::: Information given :::

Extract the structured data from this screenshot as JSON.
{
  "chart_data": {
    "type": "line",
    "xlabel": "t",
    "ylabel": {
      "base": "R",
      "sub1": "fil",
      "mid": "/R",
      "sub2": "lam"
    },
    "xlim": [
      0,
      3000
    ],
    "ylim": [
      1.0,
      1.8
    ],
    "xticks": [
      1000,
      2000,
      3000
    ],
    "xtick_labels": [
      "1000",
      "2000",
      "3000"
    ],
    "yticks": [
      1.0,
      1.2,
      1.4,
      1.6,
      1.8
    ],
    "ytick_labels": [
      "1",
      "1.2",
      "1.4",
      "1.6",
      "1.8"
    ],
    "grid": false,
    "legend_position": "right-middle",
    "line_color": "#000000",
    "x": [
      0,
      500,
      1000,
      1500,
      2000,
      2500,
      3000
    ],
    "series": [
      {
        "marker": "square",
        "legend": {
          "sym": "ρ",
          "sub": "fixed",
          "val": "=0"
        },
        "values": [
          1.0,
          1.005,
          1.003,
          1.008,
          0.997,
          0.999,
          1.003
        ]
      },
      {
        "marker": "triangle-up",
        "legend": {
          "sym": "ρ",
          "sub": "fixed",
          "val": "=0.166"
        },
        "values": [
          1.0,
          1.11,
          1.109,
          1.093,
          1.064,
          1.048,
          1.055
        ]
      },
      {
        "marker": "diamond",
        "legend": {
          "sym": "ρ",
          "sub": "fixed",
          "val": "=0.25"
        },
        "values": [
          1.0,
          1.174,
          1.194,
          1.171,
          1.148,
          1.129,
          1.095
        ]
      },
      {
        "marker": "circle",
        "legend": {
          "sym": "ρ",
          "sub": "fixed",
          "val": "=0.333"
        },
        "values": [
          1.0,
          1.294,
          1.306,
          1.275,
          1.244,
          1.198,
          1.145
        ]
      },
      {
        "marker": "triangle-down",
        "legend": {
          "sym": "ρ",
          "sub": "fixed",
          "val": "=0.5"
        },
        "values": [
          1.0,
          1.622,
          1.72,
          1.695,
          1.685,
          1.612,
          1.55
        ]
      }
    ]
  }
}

:::

■ Exercise
Take each line containing the string "marker" and copy it out.

■ Answer in full
        "marker": "square",
        "marker": "triangle-up",
        "marker": "diamond",
        "marker": "circle",
        "marker": "triangle-down",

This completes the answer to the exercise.